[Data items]
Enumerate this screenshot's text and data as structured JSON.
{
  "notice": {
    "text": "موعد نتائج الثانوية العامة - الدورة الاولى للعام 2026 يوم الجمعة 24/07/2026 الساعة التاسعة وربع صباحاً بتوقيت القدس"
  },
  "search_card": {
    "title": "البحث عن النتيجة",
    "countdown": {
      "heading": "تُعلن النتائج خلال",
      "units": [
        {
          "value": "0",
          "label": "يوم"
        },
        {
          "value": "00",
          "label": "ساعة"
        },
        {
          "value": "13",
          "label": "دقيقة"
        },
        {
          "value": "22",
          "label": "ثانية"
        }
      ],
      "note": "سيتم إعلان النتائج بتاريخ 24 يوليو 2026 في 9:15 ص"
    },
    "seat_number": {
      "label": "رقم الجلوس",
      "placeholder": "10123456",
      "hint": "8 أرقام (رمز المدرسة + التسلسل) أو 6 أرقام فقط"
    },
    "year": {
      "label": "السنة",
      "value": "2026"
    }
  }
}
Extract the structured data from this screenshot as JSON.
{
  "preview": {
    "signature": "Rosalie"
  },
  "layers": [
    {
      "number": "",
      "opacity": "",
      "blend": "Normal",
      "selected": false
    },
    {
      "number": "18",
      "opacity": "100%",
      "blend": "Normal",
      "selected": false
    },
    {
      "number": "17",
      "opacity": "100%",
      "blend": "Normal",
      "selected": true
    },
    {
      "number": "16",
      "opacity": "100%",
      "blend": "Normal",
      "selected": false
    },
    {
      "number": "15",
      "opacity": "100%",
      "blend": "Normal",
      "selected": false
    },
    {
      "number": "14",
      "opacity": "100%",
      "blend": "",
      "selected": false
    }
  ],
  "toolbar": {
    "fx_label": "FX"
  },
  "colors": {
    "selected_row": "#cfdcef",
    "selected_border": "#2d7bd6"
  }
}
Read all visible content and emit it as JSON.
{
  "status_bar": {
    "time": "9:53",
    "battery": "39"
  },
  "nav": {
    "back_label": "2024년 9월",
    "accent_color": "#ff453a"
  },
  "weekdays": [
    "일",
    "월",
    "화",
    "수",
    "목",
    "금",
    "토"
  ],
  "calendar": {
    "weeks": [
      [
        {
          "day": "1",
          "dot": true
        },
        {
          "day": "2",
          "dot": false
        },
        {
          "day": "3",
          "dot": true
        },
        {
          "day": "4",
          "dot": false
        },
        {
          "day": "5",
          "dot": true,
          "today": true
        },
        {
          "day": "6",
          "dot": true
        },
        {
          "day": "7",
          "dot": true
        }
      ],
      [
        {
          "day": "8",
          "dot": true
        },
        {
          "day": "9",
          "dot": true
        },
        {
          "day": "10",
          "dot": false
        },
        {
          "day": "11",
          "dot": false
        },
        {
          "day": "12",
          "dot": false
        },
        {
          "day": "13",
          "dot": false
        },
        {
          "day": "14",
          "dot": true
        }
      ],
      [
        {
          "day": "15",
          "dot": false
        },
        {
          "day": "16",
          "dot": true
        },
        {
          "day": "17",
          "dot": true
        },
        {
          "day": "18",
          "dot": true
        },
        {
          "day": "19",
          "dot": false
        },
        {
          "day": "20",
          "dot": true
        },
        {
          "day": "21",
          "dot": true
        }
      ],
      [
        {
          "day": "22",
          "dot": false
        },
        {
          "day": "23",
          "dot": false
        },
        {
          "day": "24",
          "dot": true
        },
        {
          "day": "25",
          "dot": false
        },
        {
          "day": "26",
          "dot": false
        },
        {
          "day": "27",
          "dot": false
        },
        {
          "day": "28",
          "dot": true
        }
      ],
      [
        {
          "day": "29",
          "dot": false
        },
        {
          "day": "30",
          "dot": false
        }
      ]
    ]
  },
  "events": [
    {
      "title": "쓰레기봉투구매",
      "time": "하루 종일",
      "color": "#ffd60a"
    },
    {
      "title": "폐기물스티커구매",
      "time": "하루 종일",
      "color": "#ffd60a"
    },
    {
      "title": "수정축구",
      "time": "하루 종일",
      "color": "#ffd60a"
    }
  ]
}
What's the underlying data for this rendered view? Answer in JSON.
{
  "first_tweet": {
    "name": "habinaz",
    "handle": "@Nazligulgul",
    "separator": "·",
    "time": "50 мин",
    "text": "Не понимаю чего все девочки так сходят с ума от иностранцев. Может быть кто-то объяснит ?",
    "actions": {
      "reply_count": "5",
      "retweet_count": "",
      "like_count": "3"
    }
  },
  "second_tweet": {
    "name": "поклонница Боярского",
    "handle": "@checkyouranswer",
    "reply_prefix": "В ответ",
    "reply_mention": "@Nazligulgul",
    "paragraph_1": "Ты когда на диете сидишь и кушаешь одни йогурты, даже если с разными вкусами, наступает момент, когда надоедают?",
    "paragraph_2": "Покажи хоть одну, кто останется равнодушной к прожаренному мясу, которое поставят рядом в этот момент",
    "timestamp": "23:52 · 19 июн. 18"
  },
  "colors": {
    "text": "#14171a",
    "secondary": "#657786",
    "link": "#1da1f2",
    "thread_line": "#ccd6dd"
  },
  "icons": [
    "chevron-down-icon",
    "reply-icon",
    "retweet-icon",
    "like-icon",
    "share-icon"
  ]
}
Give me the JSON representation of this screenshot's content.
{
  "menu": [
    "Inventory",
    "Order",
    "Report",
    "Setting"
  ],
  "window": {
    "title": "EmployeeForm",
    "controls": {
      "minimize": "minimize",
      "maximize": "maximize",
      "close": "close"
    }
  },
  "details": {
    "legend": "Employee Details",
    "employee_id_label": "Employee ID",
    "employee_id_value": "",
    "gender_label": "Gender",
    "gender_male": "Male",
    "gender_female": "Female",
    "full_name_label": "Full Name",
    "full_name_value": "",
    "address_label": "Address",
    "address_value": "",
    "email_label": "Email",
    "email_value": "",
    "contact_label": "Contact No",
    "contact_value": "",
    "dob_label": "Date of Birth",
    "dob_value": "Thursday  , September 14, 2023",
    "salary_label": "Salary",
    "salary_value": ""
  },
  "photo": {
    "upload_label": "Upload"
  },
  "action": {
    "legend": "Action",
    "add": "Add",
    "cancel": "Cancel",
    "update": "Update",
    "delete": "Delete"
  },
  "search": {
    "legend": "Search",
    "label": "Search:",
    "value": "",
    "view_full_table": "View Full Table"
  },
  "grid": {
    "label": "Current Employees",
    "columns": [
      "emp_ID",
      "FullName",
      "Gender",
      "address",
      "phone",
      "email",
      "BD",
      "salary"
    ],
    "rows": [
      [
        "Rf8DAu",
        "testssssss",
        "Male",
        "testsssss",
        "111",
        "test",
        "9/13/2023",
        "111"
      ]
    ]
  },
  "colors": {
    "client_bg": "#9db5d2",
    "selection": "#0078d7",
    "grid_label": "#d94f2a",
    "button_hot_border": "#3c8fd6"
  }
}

__To do__. Reproduce the full set of records precisely.

__Solution for this problem__.
Enumerate this screenshot's text and data as structured JSON.
{
  "notice": {
    "text": "موعد نتائج الثانوية العامة - الدورة الاولى للعام 2026 يوم الجمعة 24/07/2026 الساعة التاسعة وربع صباحاً بتوقيت القدس"
  },
  "search_card": {
    "title": "البحث عن النتيجة",
    "countdown": {
      "heading": "تُعلن النتائج خلال",
      "units": [
        {
          "value": "0",
          "label": "يوم"
        },
        {
          "value": "00",
          "label": "ساعة"
        },
        {
          "value": "13",
          "label": "دقيقة"
        },
        {
          "value": "22",
          "label": "ثانية"
        }
      ],
      "note": "سيتم إعلان النتائج بتاريخ 24 يوليو 2026 في 9:15 ص"
    },
    "seat_number": {
      "label": "رقم الجلوس",
      "placeholder": "10123456",
      "hint": "8 أرقام (رمز المدرسة + التسلسل) أو 6 أرقام فقط"
    },
    "year": {
      "label": "السنة",
      "value": "2026"
    }
  }
}
Extract the structured data from this screenshot as JSON.
{
  "preview": {
    "signature": "Rosalie"
  },
  "layers": [
    {
      "number": "",
      "opacity": "",
      "blend": "Normal",
      "selected": false
    },
    {
      "number": "18",
      "opacity": "100%",
      "blend": "Normal",
      "selected": false
    },
    {
      "number": "17",
      "opacity": "100%",
      "blend": "Normal",
      "selected": true
    },
    {
      "number": "16",
      "opacity": "100%",
      "blend": "Normal",
      "selected": false
    },
    {
      "number": "15",
      "opacity": "100%",
      "blend": "Normal",
      "selected": false
    },
    {
      "number": "14",
      "opacity": "100%",
      "blend": "",
      "selected": false
    }
  ],
  "toolbar": {
    "fx_label": "FX"
  },
  "colors": {
    "selected_row": "#cfdcef",
    "selected_border": "#2d7bd6"
  }
}
Read all visible content and emit it as JSON.
{
  "status_bar": {
    "time": "9:53",
    "battery": "39"
  },
  "nav": {
    "back_label": "2024년 9월",
    "accent_color": "#ff453a"
  },
  "weekdays": [
    "일",
    "월",
    "화",
    "수",
    "목",
    "금",
    "토"
  ],
  "calendar": {
    "weeks": [
      [
        {
          "day": "1",
          "dot": true
        },
        {
          "day": "2",
          "dot": false
        },
        {
          "day": "3",
          "dot": true
        },
        {
          "day": "4",
          "dot": false
        },
        {
          "day": "5",
          "dot": true,
          "today": true
        },
        {
          "day": "6",
          "dot": true
        },
        {
          "day": "7",
          "dot": true
        }
      ],
      [
        {
          "day": "8",
          "dot": true
        },
        {
          "day": "9",
          "dot": true
        },
        {
          "day": "10",
          "dot": false
        },
        {
          "day": "11",
          "dot": false
        },
        {
          "day": "12",
          "dot": false
        },
        {
          "day": "13",
          "dot": false
        },
        {
          "day": "14",
          "dot": true
        }
      ],
      [
        {
          "day": "15",
          "dot": false
        },
        {
          "day": "16",
          "dot": true
        },
        {
          "day": "17",
          "dot": true
        },
        {
          "day": "18",
          "dot": true
        },
        {
          "day": "19",
          "dot": false
        },
        {
          "day": "20",
          "dot": true
        },
        {
          "day": "21",
          "dot": true
        }
      ],
      [
        {
          "day": "22",
          "dot": false
        },
        {
          "day": "23",
          "dot": false
        },
        {
          "day": "24",
          "dot": true
        },
        {
          "day": "25",
          "dot": false
        },
        {
          "day": "26",
          "dot": false
        },
        {
          "day": "27",
          "dot": false
        },
        {
          "day": "28",
          "dot": true
        }
      ],
      [
        {
          "day": "29",
          "dot": false
        },
        {
          "day": "30",
          "dot": false
        }
      ]
    ]
  },
  "events": [
    {
      "title": "쓰레기봉투구매",
      "time": "하루 종일",
      "color": "#ffd60a"
    },
    {
      "title": "폐기물스티커구매",
      "time": "하루 종일",
      "color": "#ffd60a"
    },
    {
      "title": "수정축구",
      "time": "하루 종일",
      "color": "#ffd60a"
    }
  ]
}
What's the underlying data for this rendered view? Answer in JSON.
{
  "first_tweet": {
    "name": "habinaz",
    "handle": "@Nazligulgul",
    "separator": "·",
    "time": "50 мин",
    "text": "Не понимаю чего все девочки так сходят с ума от иностранцев. Может быть кто-то объяснит ?",
    "actions": {
      "reply_count": "5",
      "retweet_count": "",
      "like_count": "3"
    }
  },
  "second_tweet": {
    "name": "поклонница Боярского",
    "handle": "@checkyouranswer",
    "reply_prefix": "В ответ",
    "reply_mention": "@Nazligulgul",
    "paragraph_1": "Ты когда на диете сидишь и кушаешь одни йогурты, даже если с разными вкусами, наступает момент, когда надоедают?",
    "paragraph_2": "Покажи хоть одну, кто останется равнодушной к прожаренному мясу, которое поставят рядом в этот момент",
    "timestamp": "23:52 · 19 июн. 18"
  },
  "colors": {
    "text": "#14171a",
    "secondary": "#657786",
    "link": "#1da1f2",
    "thread_line": "#ccd6dd"
  },
  "icons": [
    "chevron-down-icon",
    "reply-icon",
    "retweet-icon",
    "like-icon",
    "share-icon"
  ]
}
Give me the JSON representation of this screenshot's content.
{
  "menu": [
    "Inventory",
    "Order",
    "Report",
    "Setting"
  ],
  "window": {
    "title": "EmployeeForm",
    "controls": {
      "minimize": "minimize",
      "maximize": "maximize",
      "close": "close"
    }
  },
  "details": {
    "legend": "Employee Details",
    "employee_id_label": "Employee ID",
    "employee_id_value": "",
    "gender_label": "Gender",
    "gender_male": "Male",
    "gender_female": "Female",
    "full_name_label": "Full Name",
    "full_name_value": "",
    "address_label": "Address",
    "address_value": "",
    "email_label": "Email",
    "email_value": "",
    "contact_label": "Contact No",
    "contact_value": "",
    "dob_label": "Date of Birth",
    "dob_value": "Thursday  , September 14, 2023",
    "salary_label": "Salary",
    "salary_value": ""
  },
  "photo": {
    "upload_label": "Upload"
  },
  "action": {
    "legend": "Action",
    "add": "Add",
    "cancel": "Cancel",
    "update": "Update",
    "delete": "Delete"
  },
  "search": {
    "legend": "Search",
    "label": "Search:",
    "value": "",
    "view_full_table": "View Full Table"
  },
  "grid": {
    "label": "Current Employees",
    "columns": [
      "emp_ID",
      "FullName",
      "Gender",
      "address",
      "phone",
      "email",
      "BD",
      "salary"
    ],
    "rows": [
      [
        "Rf8DAu",
        "testssssss",
        "Male",
        "testsssss",
        "111",
        "test",
        "9/13/2023",
        "111"
      ]
    ]
  },
  "colors": {
    "client_bg": "#9db5d2",
    "selection": "#0078d7",
    "grid_label": "#d94f2a",
    "button_hot_border": "#3c8fd6"
  }
}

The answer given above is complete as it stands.